Please repeat every line below word for word, with nothing changed.

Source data
· · · ·
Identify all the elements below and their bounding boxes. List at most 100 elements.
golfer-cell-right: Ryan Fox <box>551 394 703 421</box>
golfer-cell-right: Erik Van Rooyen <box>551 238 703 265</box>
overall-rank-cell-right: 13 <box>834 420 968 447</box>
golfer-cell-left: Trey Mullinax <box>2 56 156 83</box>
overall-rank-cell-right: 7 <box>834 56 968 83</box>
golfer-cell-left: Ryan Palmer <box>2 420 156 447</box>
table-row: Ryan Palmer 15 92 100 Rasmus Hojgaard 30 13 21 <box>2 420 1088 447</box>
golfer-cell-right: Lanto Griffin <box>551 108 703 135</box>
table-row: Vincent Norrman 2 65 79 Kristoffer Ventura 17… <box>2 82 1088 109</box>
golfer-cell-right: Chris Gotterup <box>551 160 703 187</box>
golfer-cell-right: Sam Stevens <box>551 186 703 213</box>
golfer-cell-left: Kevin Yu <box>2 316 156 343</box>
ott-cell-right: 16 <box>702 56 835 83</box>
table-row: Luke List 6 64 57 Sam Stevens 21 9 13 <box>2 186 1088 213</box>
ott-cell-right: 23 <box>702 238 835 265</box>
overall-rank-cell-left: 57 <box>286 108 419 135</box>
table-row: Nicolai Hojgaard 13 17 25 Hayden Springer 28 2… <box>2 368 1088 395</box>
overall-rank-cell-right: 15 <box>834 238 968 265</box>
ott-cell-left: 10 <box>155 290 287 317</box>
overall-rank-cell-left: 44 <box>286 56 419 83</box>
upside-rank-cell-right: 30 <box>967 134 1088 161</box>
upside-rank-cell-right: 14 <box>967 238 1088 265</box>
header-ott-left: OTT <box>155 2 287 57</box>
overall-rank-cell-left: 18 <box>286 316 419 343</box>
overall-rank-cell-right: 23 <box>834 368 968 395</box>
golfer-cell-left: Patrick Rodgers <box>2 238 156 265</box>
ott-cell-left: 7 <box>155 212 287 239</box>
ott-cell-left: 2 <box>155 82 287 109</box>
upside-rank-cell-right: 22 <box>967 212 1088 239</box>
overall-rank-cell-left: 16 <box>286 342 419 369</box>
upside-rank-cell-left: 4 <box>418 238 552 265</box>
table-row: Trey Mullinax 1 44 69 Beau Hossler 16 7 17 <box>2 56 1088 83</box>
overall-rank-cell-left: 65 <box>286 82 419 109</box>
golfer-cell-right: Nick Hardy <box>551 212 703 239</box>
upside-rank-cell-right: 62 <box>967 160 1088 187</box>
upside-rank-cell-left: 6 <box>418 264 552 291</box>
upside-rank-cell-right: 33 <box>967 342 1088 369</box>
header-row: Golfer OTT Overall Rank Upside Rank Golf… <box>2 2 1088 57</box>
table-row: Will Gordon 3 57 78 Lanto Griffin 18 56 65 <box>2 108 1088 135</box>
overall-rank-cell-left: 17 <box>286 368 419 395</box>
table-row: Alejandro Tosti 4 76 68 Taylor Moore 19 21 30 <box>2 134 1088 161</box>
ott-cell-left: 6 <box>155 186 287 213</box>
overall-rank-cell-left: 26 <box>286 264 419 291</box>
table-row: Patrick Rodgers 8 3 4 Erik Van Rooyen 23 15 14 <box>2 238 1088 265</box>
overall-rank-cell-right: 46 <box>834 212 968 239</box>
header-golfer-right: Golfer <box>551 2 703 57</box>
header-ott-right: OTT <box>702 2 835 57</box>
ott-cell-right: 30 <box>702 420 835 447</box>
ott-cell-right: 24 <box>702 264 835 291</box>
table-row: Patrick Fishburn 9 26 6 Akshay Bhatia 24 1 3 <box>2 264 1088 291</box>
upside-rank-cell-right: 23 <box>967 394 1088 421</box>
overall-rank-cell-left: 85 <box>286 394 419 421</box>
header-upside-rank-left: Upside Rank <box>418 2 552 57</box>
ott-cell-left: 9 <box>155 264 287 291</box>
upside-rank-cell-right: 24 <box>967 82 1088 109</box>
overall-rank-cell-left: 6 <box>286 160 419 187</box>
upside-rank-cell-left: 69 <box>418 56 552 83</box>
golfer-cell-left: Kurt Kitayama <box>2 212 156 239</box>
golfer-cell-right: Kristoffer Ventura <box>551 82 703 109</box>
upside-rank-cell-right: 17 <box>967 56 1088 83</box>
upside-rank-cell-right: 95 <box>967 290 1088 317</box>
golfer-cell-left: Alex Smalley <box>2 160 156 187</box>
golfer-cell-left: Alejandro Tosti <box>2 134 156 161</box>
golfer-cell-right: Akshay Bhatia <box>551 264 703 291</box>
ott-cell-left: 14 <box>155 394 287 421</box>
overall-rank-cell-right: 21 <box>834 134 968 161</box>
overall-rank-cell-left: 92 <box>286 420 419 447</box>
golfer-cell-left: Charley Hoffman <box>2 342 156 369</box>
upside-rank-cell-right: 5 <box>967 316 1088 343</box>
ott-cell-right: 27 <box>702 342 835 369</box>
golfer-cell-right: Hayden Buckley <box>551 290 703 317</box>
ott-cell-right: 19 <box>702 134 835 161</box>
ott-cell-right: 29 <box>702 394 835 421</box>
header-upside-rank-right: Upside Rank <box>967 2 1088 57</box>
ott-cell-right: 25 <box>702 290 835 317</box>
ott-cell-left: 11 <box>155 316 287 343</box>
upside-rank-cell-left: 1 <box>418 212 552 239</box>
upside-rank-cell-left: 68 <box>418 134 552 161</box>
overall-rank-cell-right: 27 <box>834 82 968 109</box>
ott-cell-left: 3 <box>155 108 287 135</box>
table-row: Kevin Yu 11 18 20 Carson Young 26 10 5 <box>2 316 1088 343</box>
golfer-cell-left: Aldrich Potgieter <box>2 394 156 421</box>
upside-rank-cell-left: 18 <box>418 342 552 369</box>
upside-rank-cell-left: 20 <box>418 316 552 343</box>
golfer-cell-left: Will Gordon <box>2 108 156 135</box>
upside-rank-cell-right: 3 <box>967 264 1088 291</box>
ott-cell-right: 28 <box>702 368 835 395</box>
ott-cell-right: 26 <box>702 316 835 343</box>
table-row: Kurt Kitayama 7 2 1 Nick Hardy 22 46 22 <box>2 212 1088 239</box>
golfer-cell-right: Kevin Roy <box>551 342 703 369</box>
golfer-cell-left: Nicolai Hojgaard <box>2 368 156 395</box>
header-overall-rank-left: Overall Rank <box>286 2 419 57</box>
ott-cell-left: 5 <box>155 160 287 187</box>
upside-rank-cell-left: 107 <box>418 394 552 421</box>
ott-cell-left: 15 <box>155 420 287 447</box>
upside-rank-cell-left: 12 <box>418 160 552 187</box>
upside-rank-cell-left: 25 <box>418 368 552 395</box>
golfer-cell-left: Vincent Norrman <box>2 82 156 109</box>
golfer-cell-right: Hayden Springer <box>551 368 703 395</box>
· · · ·
Response to the exercise:
Identify all the elements below and their bounding boxes. List at most 100 elements.
golfer-cell-right: Ryan Fox <box>551 394 703 421</box>
golfer-cell-right: Erik Van Rooyen <box>551 238 703 265</box>
overall-rank-cell-right: 13 <box>834 420 968 447</box>
golfer-cell-left: Trey Mullinax <box>2 56 156 83</box>
overall-rank-cell-right: 7 <box>834 56 968 83</box>
golfer-cell-left: Ryan Palmer <box>2 420 156 447</box>
table-row: Ryan Palmer 15 92 100 Rasmus Hojgaard 30 13 21 <box>2 420 1088 447</box>
golfer-cell-right: Lanto Griffin <box>551 108 703 135</box>
table-row: Vincent Norrman 2 65 79 Kristoffer Ventura 17… <box>2 82 1088 109</box>
golfer-cell-right: Chris Gotterup <box>551 160 703 187</box>
golfer-cell-right: Sam Stevens <box>551 186 703 213</box>
golfer-cell-left: Kevin Yu <box>2 316 156 343</box>
ott-cell-right: 16 <box>702 56 835 83</box>
table-row: Luke List 6 64 57 Sam Stevens 21 9 13 <box>2 186 1088 213</box>
ott-cell-right: 23 <box>702 238 835 265</box>
overall-rank-cell-left: 57 <box>286 108 419 135</box>
table-row: Nicolai Hojgaard 13 17 25 Hayden Springer 28 2… <box>2 368 1088 395</box>
overall-rank-cell-right: 15 <box>834 238 968 265</box>
ott-cell-left: 10 <box>155 290 287 317</box>
overall-rank-cell-left: 44 <box>286 56 419 83</box>
upside-rank-cell-right: 30 <box>967 134 1088 161</box>
upside-rank-cell-right: 14 <box>967 238 1088 265</box>
header-ott-left: OTT <box>155 2 287 57</box>
overall-rank-cell-left: 18 <box>286 316 419 343</box>
overall-rank-cell-right: 23 <box>834 368 968 395</box>
golfer-cell-left: Patrick Rodgers <box>2 238 156 265</box>
ott-cell-left: 7 <box>155 212 287 239</box>
ott-cell-left: 2 <box>155 82 287 109</box>
upside-rank-cell-right: 22 <box>967 212 1088 239</box>
overall-rank-cell-left: 16 <box>286 342 419 369</box>
upside-rank-cell-left: 4 <box>418 238 552 265</box>
table-row: Trey Mullinax 1 44 69 Beau Hossler 16 7 17 <box>2 56 1088 83</box>
overall-rank-cell-left: 65 <box>286 82 419 109</box>
golfer-cell-right: Nick Hardy <box>551 212 703 239</box>
upside-rank-cell-right: 62 <box>967 160 1088 187</box>
upside-rank-cell-left: 6 <box>418 264 552 291</box>
upside-rank-cell-right: 33 <box>967 342 1088 369</box>
header-row: Golfer OTT Overall Rank Upside Rank Golf… <box>2 2 1088 57</box>
table-row: Will Gordon 3 57 78 Lanto Griffin 18 56 65 <box>2 108 1088 135</box>
overall-rank-cell-left: 17 <box>286 368 419 395</box>
table-row: Alejandro Tosti 4 76 68 Taylor Moore 19 21 30 <box>2 134 1088 161</box>
ott-cell-left: 6 <box>155 186 287 213</box>
overall-rank-cell-left: 26 <box>286 264 419 291</box>
table-row: Patrick Rodgers 8 3 4 Erik Van Rooyen 23 15 14 <box>2 238 1088 265</box>
overall-rank-cell-right: 46 <box>834 212 968 239</box>
header-golfer-right: Golfer <box>551 2 703 57</box>
header-ott-right: OTT <box>702 2 835 57</box>
ott-cell-right: 30 <box>702 420 835 447</box>
ott-cell-right: 24 <box>702 264 835 291</box>
table-row: Patrick Fishburn 9 26 6 Akshay Bhatia 24 1 3 <box>2 264 1088 291</box>
upside-rank-cell-right: 23 <box>967 394 1088 421</box>
overall-rank-cell-left: 85 <box>286 394 419 421</box>
header-upside-rank-left: Upside Rank <box>418 2 552 57</box>
ott-cell-left: 9 <box>155 264 287 291</box>
upside-rank-cell-right: 24 <box>967 82 1088 109</box>
overall-rank-cell-left: 6 <box>286 160 419 187</box>
upside-rank-cell-left: 69 <box>418 56 552 83</box>
golfer-cell-left: Kurt Kitayama <box>2 212 156 239</box>
golfer-cell-right: Kristoffer Ventura <box>551 82 703 109</box>
upside-rank-cell-right: 17 <box>967 56 1088 83</box>
upside-rank-cell-right: 95 <box>967 290 1088 317</box>
golfer-cell-left: Alex Smalley <box>2 160 156 187</box>
golfer-cell-left: Alejandro Tosti <box>2 134 156 161</box>
golfer-cell-right: Akshay Bhatia <box>551 264 703 291</box>
ott-cell-left: 14 <box>155 394 287 421</box>
overall-rank-cell-right: 21 <box>834 134 968 161</box>
overall-rank-cell-left: 92 <box>286 420 419 447</box>
golfer-cell-left: Charley Hoffman <box>2 342 156 369</box>
upside-rank-cell-right: 5 <box>967 316 1088 343</box>
ott-cell-right: 27 <box>702 342 835 369</box>
golfer-cell-right: Hayden Buckley <box>551 290 703 317</box>
ott-cell-right: 19 <box>702 134 835 161</box>
ott-cell-right: 29 <box>702 394 835 421</box>
header-upside-rank-right: Upside Rank <box>967 2 1088 57</box>
ott-cell-right: 25 <box>702 290 835 317</box>
ott-cell-left: 11 <box>155 316 287 343</box>
upside-rank-cell-left: 1 <box>418 212 552 239</box>
upside-rank-cell-left: 68 <box>418 134 552 161</box>
overall-rank-cell-right: 27 <box>834 82 968 109</box>
ott-cell-left: 3 <box>155 108 287 135</box>
table-row: Kevin Yu 11 18 20 Carson Young 26 10 5 <box>2 316 1088 343</box>
golfer-cell-left: Aldrich Potgieter <box>2 394 156 421</box>
upside-rank-cell-left: 18 <box>418 342 552 369</box>
upside-rank-cell-left: 20 <box>418 316 552 343</box>
golfer-cell-left: Will Gordon <box>2 108 156 135</box>
upside-rank-cell-right: 3 <box>967 264 1088 291</box>
ott-cell-right: 28 <box>702 368 835 395</box>
ott-cell-right: 26 <box>702 316 835 343</box>
table-row: Kurt Kitayama 7 2 1 Nick Hardy 22 46 22 <box>2 212 1088 239</box>
golfer-cell-right: Kevin Roy <box>551 342 703 369</box>
golfer-cell-left: Nicolai Hojgaard <box>2 368 156 395</box>
header-overall-rank-left: Overall Rank <box>286 2 419 57</box>
ott-cell-left: 5 <box>155 160 287 187</box>
upside-rank-cell-left: 107 <box>418 394 552 421</box>
ott-cell-left: 15 <box>155 420 287 447</box>
upside-rank-cell-left: 12 <box>418 160 552 187</box>
upside-rank-cell-left: 25 <box>418 368 552 395</box>
golfer-cell-left: Vincent Norrman <box>2 82 156 109</box>
golfer-cell-right: Hayden Springer <box>551 368 703 395</box>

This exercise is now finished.